- Short task -
Collect each line holding the string "text".

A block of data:
════════════════

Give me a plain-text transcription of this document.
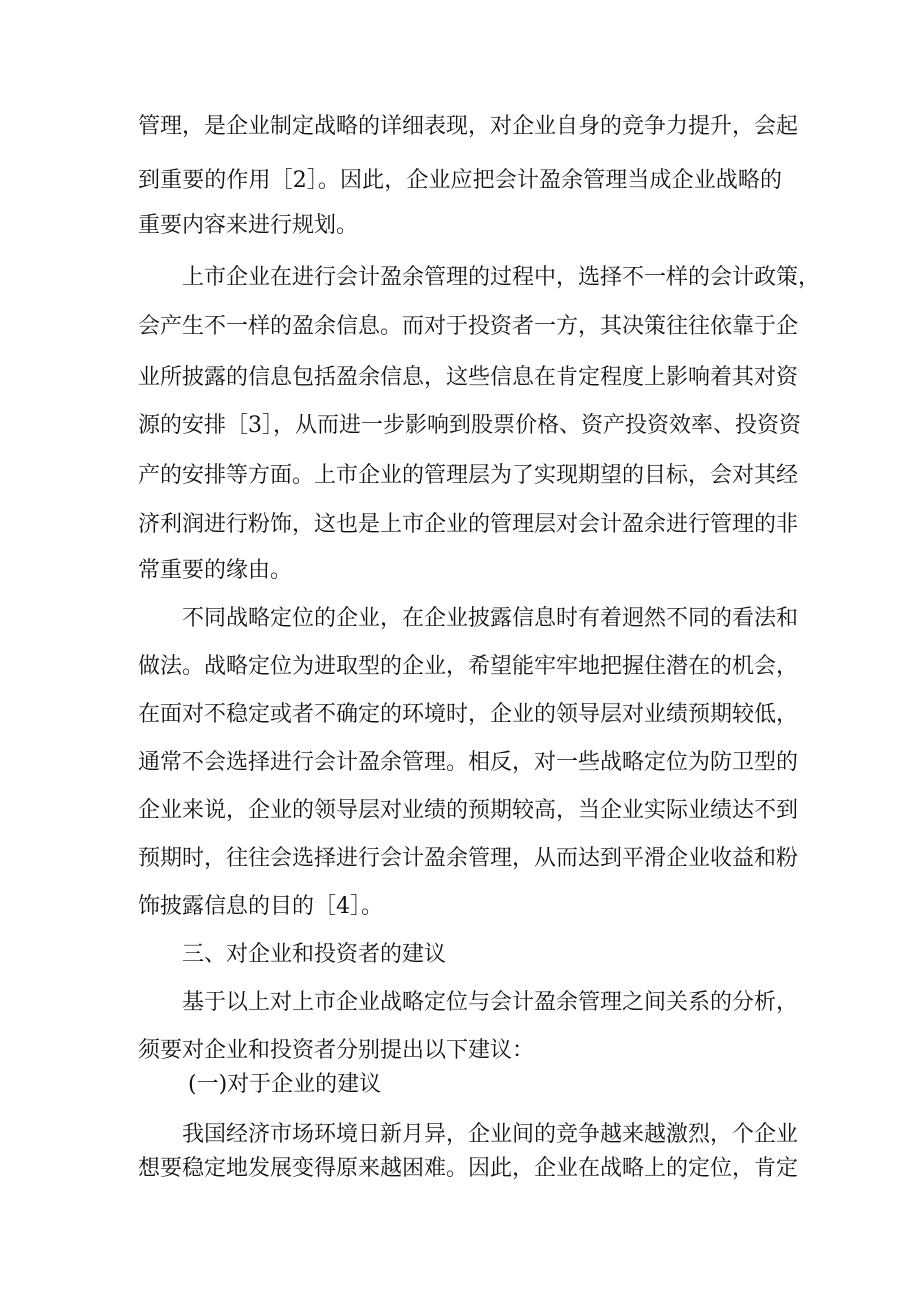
管理，是企业制定战略的详细表现，对企业自身的竞争力提升，会起

到重要的作用［2］。因此，企业应把会计盈余管理当成企业战略的

重要内容来进行规划。

上市企业在进行会计盈余管理的过程中，选择不一样的会计政策，

会产生不一样的盈余信息。而对于投资者一方，其决策往往依靠于企

业所披露的信息包括盈余信息，这些信息在肯定程度上影响着其对资

源的安排［3］，从而进一步影响到股票价格、资产投资效率、投资资

产的安排等方面。上市企业的管理层为了实现期望的目标，会对其经

济利润进行粉饰，这也是上市企业的管理层对会计盈余进行管理的非

常重要的缘由。

不同战略定位的企业，在企业披露信息时有着迥然不同的看法和

做法。战略定位为进取型的企业，希望能牢牢地把握住潜在的机会，

在面对不稳定或者不确定的环境时，企业的领导层对业绩预期较低，

通常不会选择进行会计盈余管理。相反，对一些战略定位为防卫型的

企业来说，企业的领导层对业绩的预期较高，当企业实际业绩达不到

预期时，往往会选择进行会计盈余管理，从而达到平滑企业收益和粉

饰披露信息的目的［4］。

三、对企业和投资者的建议

基于以上对上市企业战略定位与会计盈余管理之间关系的分析，

须要对企业和投资者分别提出以下建议：

(一)对于企业的建议

我国经济市场环境日新月异，企业间的竞争越来越激烈，个企业

想要稳定地发展变得原来越困难。因此，企业在战略上的定位，肯定
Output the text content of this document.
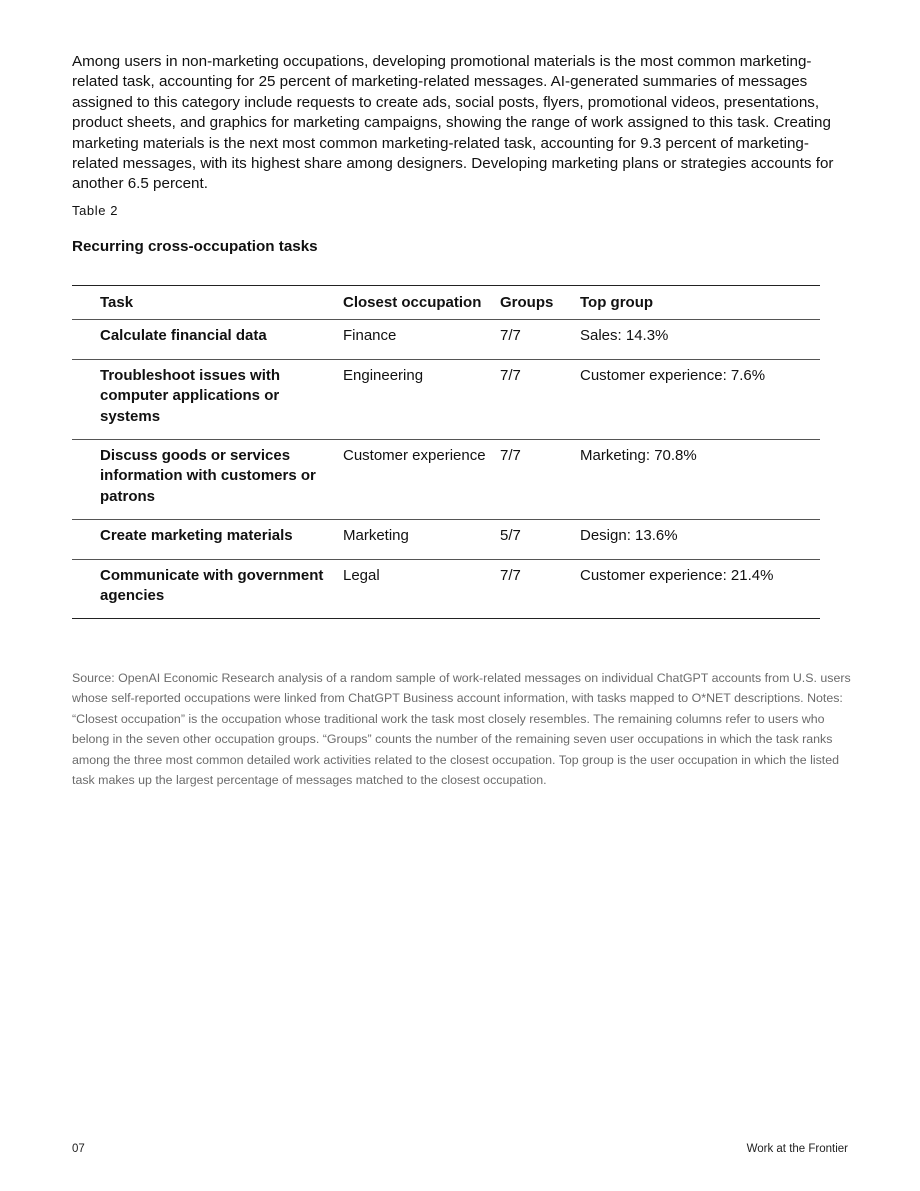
Among users in non-marketing occupations, developing promotional materials is the most common marketing-related task, accounting for 25 percent of marketing-related messages. AI-generated summaries of messages assigned to this category include requests to create ads, social posts, flyers, promotional videos, presentations, product sheets, and graphics for marketing campaigns, showing the range of work assigned to this task. Creating marketing materials is the next most common marketing-related task, accounting for 9.3 percent of marketing-related messages, with its highest share among designers. Developing marketing plans or strategies accounts for another 6.5 percent.

Table 2

Recurring cross-occupation tasks

Task	Closest occupation	Groups	Top group
Calculate financial data	Finance	7/7	Sales: 14.3%
Troubleshoot issues with computer applications or systems	Engineering	7/7	Customer experience: 7.6%
Discuss goods or services information with customers or patrons	Customer experience	7/7	Marketing: 70.8%
Create marketing materials	Marketing	5/7	Design: 13.6%
Communicate with government agencies	Legal	7/7	Customer experience: 21.4%

Source: OpenAI Economic Research analysis of a random sample of work-related messages on individual ChatGPT accounts from U.S. users whose self-reported occupations were linked from ChatGPT Business account information, with tasks mapped to O*NET descriptions. Notes: “Closest occupation” is the occupation whose traditional work the task most closely resembles. The remaining columns refer to users who belong in the seven other occupation groups. “Groups” counts the number of the remaining seven user occupations in which the task ranks among the three most common detailed work activities related to the closest occupation. Top group is the user occupation in which the listed task makes up the largest percentage of messages matched to the closest occupation.

07	Work at the Frontier
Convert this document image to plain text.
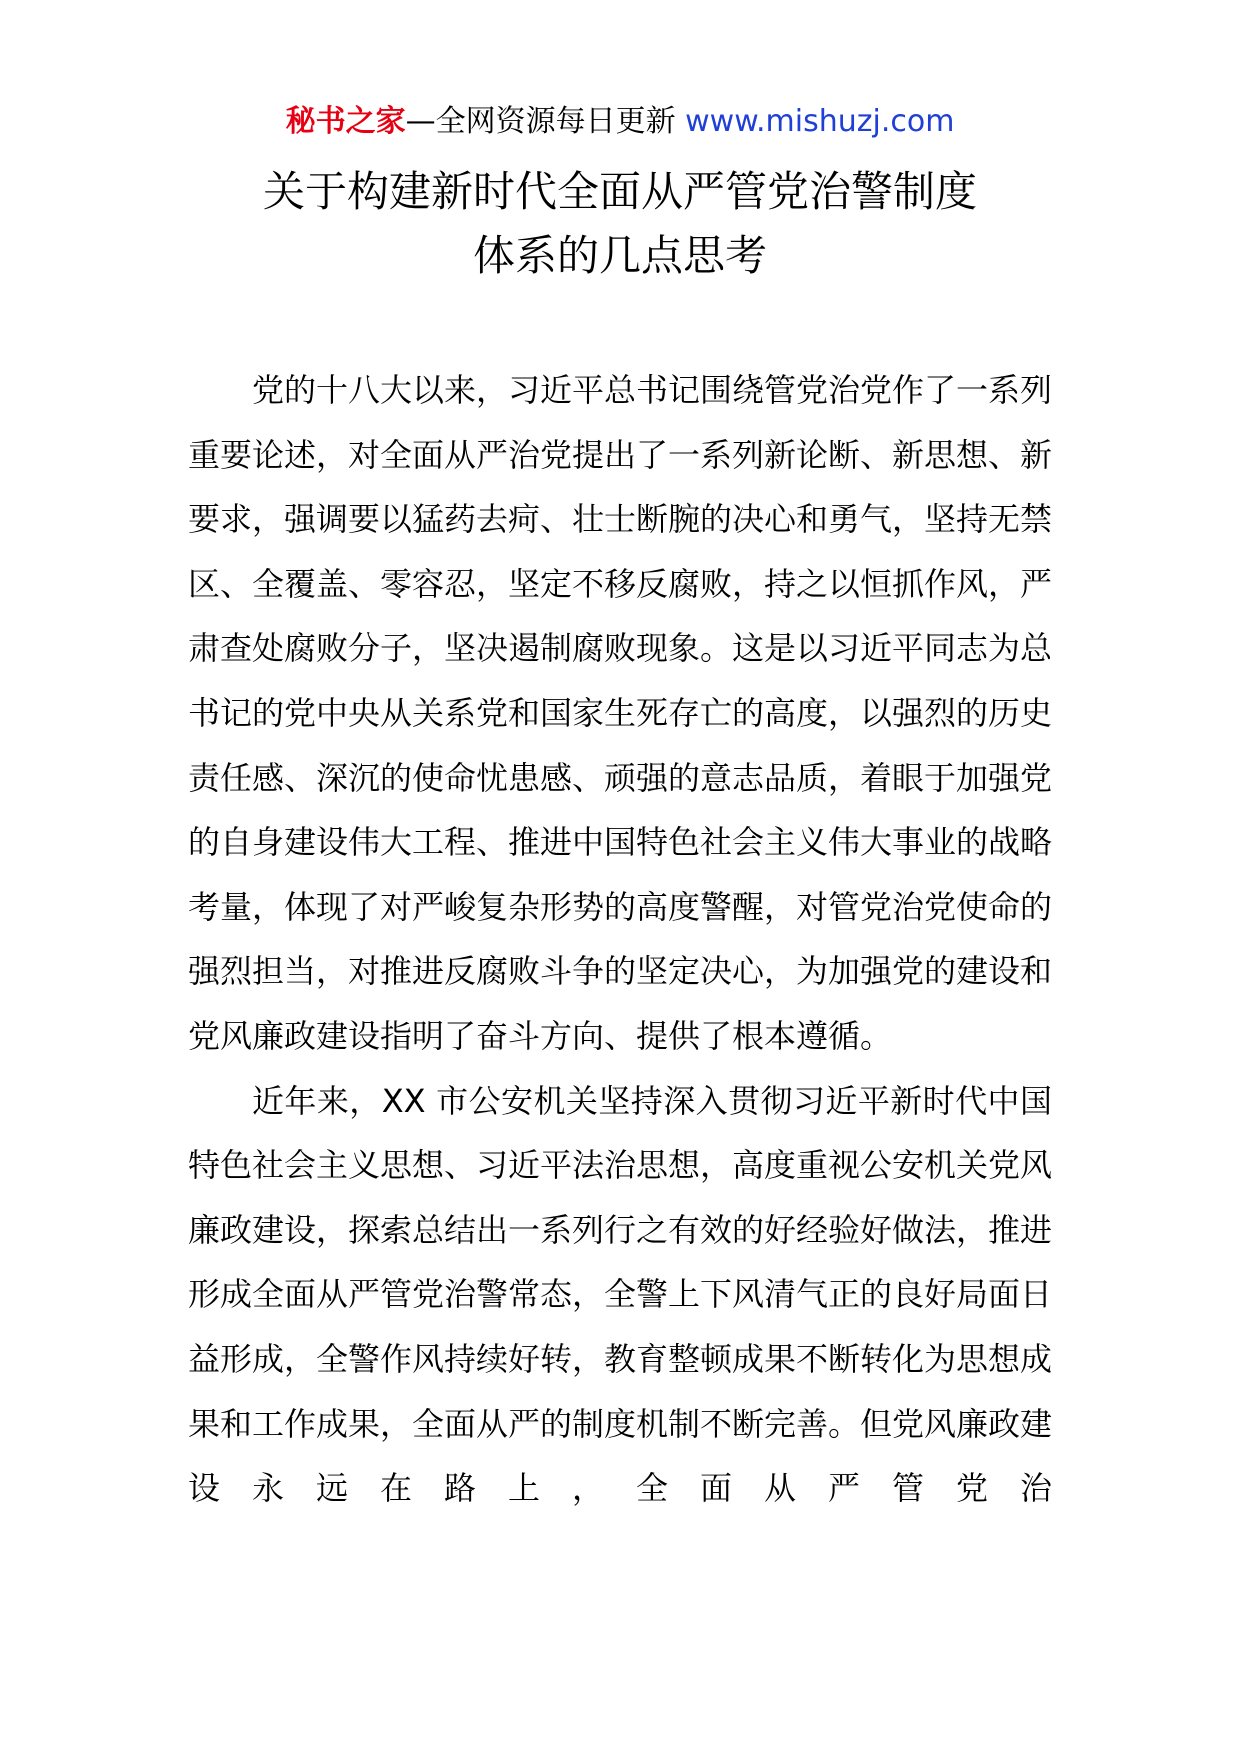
秘书之家—全网资源每日更新 www.mishuzj.com
关于构建新时代全面从严管党治警制度
体系的几点思考

党的十八大以来，习近平总书记围绕管党治党作了一系列重要论述，对全面从严治党提出了一系列新论断、新思想、新要求，强调要以猛药去疴、壮士断腕的决心和勇气，坚持无禁区、全覆盖、零容忍，坚定不移反腐败，持之以恒抓作风，严肃查处腐败分子，坚决遏制腐败现象。这是以习近平同志为总书记的党中央从关系党和国家生死存亡的高度，以强烈的历史责任感、深沉的使命忧患感、顽强的意志品质，着眼于加强党的自身建设伟大工程、推进中国特色社会主义伟大事业的战略考量，体现了对严峻复杂形势的高度警醒，对管党治党使命的强烈担当，对推进反腐败斗争的坚定决心，为加强党的建设和党风廉政建设指明了奋斗方向、提供了根本遵循。

近年来，XX 市公安机关坚持深入贯彻习近平新时代中国特色社会主义思想、习近平法治思想，高度重视公安机关党风廉政建设，探索总结出一系列行之有效的好经验好做法，推进形成全面从严管党治警常态，全警上下风清气正的良好局面日益形成，全警作风持续好转，教育整顿成果不断转化为思想成果和工作成果，全面从严的制度机制不断完善。但党风廉政建设永远在路上，全面从严管党治
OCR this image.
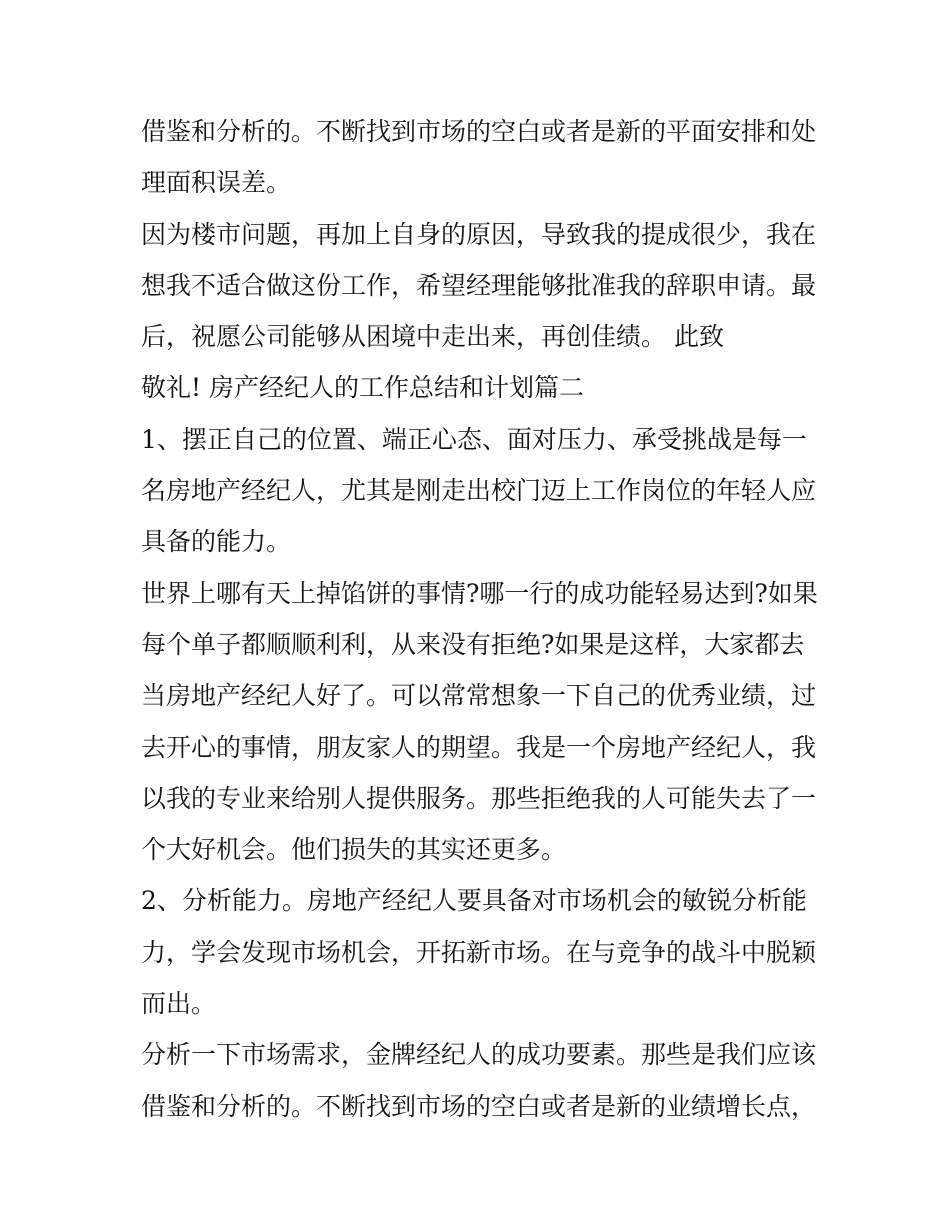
借鉴和分析的。不断找到市场的空白或者是新的平面安排和处
理面积误差。
因为楼市问题，再加上自身的原因，导致我的提成很少，我在
想我不适合做这份工作，希望经理能够批准我的辞职申请。最
后，祝愿公司能够从困境中走出来，再创佳绩。 此致
敬礼! 房产经纪人的工作总结和计划篇二
1、摆正自己的位置、端正心态、面对压力、承受挑战是每一
名房地产经纪人，尤其是刚走出校门迈上工作岗位的年轻人应
具备的能力。
世界上哪有天上掉馅饼的事情?哪一行的成功能轻易达到?如果
每个单子都顺顺利利，从来没有拒绝?如果是这样，大家都去
当房地产经纪人好了。可以常常想象一下自己的优秀业绩，过
去开心的事情，朋友家人的期望。我是一个房地产经纪人，我
以我的专业来给别人提供服务。那些拒绝我的人可能失去了一
个大好机会。他们损失的其实还更多。
2、分析能力。房地产经纪人要具备对市场机会的敏锐分析能
力，学会发现市场机会，开拓新市场。在与竞争的战斗中脱颖
而出。
分析一下市场需求，金牌经纪人的成功要素。那些是我们应该
借鉴和分析的。不断找到市场的空白或者是新的业绩增长点，
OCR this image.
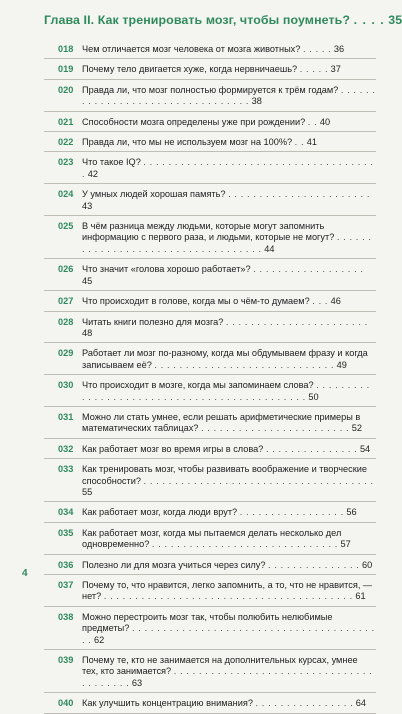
Глава II. Как тренировать мозг, чтобы поумнеть? . . . . 35
018 Чем отличается мозг человека от мозга животных? . . . . . 36
019 Почему тело двигается хуже, когда нервничаешь? . . . . . 37
020 Правда ли, что мозг полностью формируется к трём годам? . . . . . . . . . . . . . . . . . . . . . . . . . . . . . . . . . 38
021 Способности мозга определены уже при рождении? . . 40
022 Правда ли, что мы не используем мозг на 100%? . . 41
023 Что такое IQ? . . . . . . . . . . . . . . . . . . . . . . . . . . . . . . . . . . . . . . 42
024 У умных людей хорошая память? . . . . . . . . . . . . . . . . . . . . . . . 43
025 В чём разница между людьми, которые могут запомнить информацию с первого раза, и людьми, которые не могут? . . . . . . . . . . . . . . . . . . . . . . . . . . . . . . . . . . . 44
026 Что значит «голова хорошо работает»? . . . . . . . . . . . . . . . . . . 45
027 Что происходит в голове, когда мы о чём-то думаем? . . . 46
028 Читать книги полезно для мозга? . . . . . . . . . . . . . . . . . . . . . . . 48
029 Работает ли мозг по-разному, когда мы обдумываем фразу и когда записываем её? . . . . . . . . . . . . . . . . . . . . . . . . . . . . . 49
030 Что происходит в мозге, когда мы запоминаем слова? . . . . . . . . . . . . . . . . . . . . . . . . . . . . . . . . . . . . . . . . . . . . . 50
031 Можно ли стать умнее, если решать арифметические примеры в математических таблицах? . . . . . . . . . . . . . . . . . . . . . . . . 52
032 Как работает мозг во время игры в слова? . . . . . . . . . . . . . . . 54
033 Как тренировать мозг, чтобы развивать воображение и творческие способности? . . . . . . . . . . . . . . . . . . . . . . . . . . . . . . . . . . . . . 55
034 Как работает мозг, когда люди врут? . . . . . . . . . . . . . . . . . 56
035 Как работает мозг, когда мы пытаемся делать несколько дел одновременно? . . . . . . . . . . . . . . . . . . . . . . . . . . . . . . 57
036 Полезно ли для мозга учиться через силу? . . . . . . . . . . . . . . . 60
037 Почему то, что нравится, легко запомнить, а то, что не нравится, — нет? . . . . . . . . . . . . . . . . . . . . . . . . . . . . . . . . . . . . . . . . 61
038 Можно перестроить мозг так, чтобы полюбить нелюбимые предметы? . . . . . . . . . . . . . . . . . . . . . . . . . . . . . . . . . . . . . . . . . 62
039 Почему те, кто не занимается на дополнительных курсах, умнее тех, кто занимается? . . . . . . . . . . . . . . . . . . . . . . . . . . . . . . . . . . . . . . . . 63
040 Как улучшить концентрацию внимания? . . . . . . . . . . . . . . . . 64
4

════════════════

- Written answer -
Give me a plain-text transcription of this document.
Output the text content of this document.
Convert this document image to plain text.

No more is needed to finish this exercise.